Task prompt :: In the material below, identify each line bearing the word "OPPORTUNITIES". Reproduce those lines.

Items ::
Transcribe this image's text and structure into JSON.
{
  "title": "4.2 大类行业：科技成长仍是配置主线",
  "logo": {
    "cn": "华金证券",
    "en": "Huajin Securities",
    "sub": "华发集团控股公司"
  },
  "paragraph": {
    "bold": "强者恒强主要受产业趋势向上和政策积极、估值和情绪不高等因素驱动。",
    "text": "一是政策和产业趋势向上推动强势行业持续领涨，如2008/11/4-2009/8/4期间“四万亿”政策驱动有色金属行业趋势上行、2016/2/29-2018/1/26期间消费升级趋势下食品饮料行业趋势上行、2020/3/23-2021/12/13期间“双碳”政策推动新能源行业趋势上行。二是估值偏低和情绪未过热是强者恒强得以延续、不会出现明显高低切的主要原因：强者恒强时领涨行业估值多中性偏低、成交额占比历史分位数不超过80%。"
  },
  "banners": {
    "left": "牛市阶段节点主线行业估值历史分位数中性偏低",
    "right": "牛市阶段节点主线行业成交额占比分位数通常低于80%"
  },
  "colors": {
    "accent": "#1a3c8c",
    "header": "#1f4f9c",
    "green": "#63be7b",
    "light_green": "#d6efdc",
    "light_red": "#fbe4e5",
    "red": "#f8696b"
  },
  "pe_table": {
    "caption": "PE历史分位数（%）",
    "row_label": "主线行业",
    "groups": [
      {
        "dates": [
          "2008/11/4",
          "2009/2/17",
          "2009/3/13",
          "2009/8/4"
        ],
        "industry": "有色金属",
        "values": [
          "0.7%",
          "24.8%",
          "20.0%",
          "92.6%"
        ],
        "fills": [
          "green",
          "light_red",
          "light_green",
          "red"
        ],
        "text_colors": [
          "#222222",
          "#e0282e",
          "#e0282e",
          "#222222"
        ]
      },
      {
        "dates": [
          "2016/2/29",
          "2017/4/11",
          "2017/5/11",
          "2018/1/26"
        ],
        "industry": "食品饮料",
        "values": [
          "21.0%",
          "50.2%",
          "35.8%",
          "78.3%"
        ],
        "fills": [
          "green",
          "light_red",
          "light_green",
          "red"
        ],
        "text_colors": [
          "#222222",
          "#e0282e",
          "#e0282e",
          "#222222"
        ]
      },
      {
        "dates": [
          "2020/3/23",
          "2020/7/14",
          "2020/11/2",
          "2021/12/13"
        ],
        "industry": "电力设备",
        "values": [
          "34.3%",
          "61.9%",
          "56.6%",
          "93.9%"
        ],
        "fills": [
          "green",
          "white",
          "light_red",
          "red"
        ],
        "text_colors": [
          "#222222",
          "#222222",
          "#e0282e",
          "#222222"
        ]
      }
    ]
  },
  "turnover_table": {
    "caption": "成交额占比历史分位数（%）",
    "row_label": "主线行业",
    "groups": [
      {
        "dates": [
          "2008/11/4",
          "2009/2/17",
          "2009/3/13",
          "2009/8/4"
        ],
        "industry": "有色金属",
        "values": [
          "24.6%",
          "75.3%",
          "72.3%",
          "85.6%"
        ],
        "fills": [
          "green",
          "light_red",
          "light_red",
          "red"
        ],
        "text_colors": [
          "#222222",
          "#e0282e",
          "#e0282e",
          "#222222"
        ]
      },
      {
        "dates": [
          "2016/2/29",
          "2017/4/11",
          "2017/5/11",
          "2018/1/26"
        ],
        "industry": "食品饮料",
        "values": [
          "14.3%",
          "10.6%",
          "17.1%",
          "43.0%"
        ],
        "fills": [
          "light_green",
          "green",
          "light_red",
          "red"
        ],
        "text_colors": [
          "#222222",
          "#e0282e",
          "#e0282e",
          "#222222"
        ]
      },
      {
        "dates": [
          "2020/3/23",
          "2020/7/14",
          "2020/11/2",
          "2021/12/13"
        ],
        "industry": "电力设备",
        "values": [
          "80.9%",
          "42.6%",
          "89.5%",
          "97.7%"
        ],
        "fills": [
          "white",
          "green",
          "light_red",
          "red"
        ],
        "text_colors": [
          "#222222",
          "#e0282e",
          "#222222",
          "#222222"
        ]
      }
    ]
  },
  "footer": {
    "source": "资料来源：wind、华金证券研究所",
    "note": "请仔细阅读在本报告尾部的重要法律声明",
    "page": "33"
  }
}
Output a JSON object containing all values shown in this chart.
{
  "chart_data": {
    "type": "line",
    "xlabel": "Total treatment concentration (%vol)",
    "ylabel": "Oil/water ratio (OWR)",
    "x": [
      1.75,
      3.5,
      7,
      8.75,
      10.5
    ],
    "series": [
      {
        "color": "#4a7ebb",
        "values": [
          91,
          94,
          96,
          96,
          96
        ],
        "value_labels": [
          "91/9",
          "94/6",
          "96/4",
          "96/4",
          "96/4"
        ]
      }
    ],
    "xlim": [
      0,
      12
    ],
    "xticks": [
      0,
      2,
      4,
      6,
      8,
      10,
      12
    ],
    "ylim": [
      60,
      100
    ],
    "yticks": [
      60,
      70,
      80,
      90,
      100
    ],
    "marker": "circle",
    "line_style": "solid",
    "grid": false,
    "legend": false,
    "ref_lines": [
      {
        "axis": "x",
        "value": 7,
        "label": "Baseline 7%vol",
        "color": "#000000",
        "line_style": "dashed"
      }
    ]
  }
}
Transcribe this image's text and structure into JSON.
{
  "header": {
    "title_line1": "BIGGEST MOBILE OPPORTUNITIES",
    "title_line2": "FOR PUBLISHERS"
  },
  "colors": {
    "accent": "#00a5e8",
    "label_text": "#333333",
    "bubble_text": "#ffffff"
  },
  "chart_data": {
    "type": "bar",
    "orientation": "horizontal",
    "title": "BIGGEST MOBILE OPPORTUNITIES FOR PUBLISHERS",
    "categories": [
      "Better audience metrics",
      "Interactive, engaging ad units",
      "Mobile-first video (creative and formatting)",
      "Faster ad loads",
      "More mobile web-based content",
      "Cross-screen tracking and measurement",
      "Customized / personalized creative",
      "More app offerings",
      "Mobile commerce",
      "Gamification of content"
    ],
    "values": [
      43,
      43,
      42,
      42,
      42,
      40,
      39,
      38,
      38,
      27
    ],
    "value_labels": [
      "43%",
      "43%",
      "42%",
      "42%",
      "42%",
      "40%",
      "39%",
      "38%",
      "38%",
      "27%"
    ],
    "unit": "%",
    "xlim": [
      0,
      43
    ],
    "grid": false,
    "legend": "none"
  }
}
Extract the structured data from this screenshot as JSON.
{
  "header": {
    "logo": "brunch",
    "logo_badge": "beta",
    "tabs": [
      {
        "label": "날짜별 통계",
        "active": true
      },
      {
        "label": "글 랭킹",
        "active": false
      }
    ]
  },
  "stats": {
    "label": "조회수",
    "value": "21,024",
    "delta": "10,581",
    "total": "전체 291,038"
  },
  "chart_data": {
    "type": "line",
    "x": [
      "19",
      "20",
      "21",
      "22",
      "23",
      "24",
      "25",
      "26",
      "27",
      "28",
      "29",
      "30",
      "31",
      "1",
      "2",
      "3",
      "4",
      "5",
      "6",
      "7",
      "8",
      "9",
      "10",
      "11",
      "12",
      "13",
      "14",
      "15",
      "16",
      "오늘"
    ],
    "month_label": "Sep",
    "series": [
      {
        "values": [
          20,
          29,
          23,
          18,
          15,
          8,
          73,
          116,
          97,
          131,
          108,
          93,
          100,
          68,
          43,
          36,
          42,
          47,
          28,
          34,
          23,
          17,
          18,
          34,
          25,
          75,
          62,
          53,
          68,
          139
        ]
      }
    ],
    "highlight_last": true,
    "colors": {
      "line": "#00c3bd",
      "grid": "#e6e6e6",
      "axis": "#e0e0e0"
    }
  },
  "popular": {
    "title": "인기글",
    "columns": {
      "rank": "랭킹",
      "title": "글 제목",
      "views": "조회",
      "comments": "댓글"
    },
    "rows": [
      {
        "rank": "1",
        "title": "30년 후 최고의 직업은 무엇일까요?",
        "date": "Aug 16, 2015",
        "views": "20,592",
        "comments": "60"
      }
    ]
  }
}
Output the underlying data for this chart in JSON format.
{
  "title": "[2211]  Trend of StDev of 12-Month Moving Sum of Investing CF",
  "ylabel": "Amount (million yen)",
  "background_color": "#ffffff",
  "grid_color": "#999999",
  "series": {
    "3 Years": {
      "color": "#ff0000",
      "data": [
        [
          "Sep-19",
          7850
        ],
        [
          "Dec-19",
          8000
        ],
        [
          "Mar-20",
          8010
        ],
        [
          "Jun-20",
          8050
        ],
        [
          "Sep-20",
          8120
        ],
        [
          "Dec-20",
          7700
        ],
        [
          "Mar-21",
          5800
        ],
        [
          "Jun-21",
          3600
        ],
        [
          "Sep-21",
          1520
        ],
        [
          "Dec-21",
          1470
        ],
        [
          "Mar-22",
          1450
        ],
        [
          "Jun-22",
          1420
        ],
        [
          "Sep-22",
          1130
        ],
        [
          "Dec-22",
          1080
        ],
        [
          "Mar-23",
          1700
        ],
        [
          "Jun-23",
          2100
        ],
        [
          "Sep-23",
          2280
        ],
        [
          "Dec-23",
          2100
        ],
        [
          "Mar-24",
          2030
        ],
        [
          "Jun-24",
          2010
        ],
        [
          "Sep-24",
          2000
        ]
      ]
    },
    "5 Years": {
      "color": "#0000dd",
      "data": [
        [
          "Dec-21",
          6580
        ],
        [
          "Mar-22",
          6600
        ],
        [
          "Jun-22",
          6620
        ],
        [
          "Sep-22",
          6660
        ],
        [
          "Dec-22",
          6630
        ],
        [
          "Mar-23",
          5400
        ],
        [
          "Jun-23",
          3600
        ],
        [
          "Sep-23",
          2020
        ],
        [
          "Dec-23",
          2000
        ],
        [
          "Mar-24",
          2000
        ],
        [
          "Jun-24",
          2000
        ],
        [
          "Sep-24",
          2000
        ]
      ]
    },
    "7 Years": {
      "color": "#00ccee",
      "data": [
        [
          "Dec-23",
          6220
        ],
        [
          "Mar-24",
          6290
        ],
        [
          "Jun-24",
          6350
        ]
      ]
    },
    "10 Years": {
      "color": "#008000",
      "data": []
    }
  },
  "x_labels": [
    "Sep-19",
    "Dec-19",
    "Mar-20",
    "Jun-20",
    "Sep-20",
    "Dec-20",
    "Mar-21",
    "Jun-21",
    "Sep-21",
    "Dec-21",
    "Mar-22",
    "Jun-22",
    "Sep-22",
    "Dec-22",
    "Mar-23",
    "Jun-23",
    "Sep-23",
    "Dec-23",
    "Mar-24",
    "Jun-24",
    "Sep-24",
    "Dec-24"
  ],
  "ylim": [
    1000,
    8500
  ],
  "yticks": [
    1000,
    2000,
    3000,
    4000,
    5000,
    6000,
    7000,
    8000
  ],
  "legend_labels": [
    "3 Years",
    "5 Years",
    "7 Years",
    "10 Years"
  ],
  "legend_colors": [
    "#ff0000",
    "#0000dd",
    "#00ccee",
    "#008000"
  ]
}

Result for this task ::
    "title_line1": "BIGGEST MOBILE OPPORTUNITIES",
    "title": "BIGGEST MOBILE OPPORTUNITIES FOR PUBLISHERS",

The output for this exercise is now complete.